GIVEN DATA:
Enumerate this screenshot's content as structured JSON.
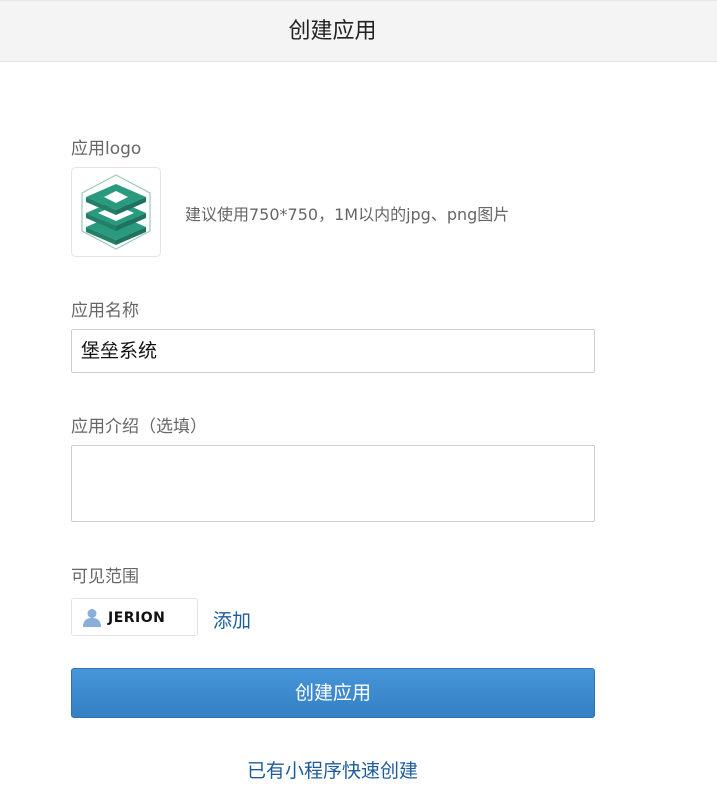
{
  "header": {
    "title": "创建应用"
  },
  "form": {
    "logo_label": "应用logo",
    "logo_hint": "建议使用750*750，1M以内的jpg、png图片",
    "name_label": "应用名称",
    "name_value": "堡垒系统",
    "desc_label": "应用介绍（选填）",
    "desc_value": "",
    "scope_label": "可见范围",
    "member_name": "JERION",
    "add_label": "添加",
    "submit_label": "创建应用",
    "quick_create_label": "已有小程序快速创建"
  },
  "colors": {
    "logo_green": "#2a9a7e",
    "primary_button": "#3f8bd0",
    "link": "#1f5c9c"
  },
  "icons": {
    "logo": "app-logo-icon",
    "member": "user-avatar-icon"
  }
}
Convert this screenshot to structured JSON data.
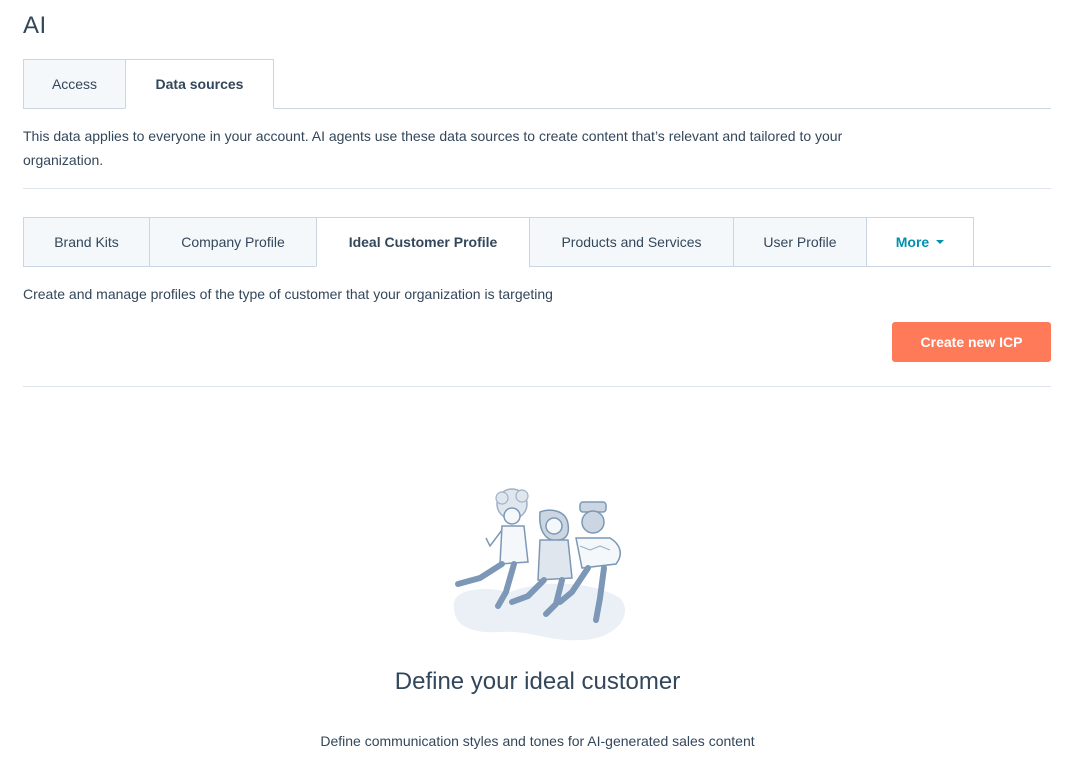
{
  "page": {
    "title": "AI"
  },
  "top_tabs": [
    {
      "label": "Access",
      "active": false
    },
    {
      "label": "Data sources",
      "active": true
    }
  ],
  "description": "This data applies to everyone in your account. AI agents use these data sources to create content that’s relevant and tailored to your organization.",
  "sub_tabs": [
    {
      "label": "Brand Kits",
      "active": false
    },
    {
      "label": "Company Profile",
      "active": false
    },
    {
      "label": "Ideal Customer Profile",
      "active": true
    },
    {
      "label": "Products and Services",
      "active": false
    },
    {
      "label": "User Profile",
      "active": false
    },
    {
      "label": "More",
      "active": false,
      "dropdown": true
    }
  ],
  "icp": {
    "description": "Create and manage profiles of the type of customer that your organization is targeting",
    "create_button_label": "Create new ICP"
  },
  "empty_state": {
    "illustration_icon": "people-walking-illustration",
    "title": "Define your ideal customer",
    "description": "Define communication styles and tones for AI-generated sales content"
  },
  "colors": {
    "primary_button": "#ff7a59",
    "link": "#0091ae",
    "text": "#33475b",
    "tab_inactive_bg": "#f5f8fa",
    "border": "#cbd6e2"
  }
}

EXERCISE BRIEF:
Say how many lines above contain the string "your". Answer with the number only.

TASK RESULT:
3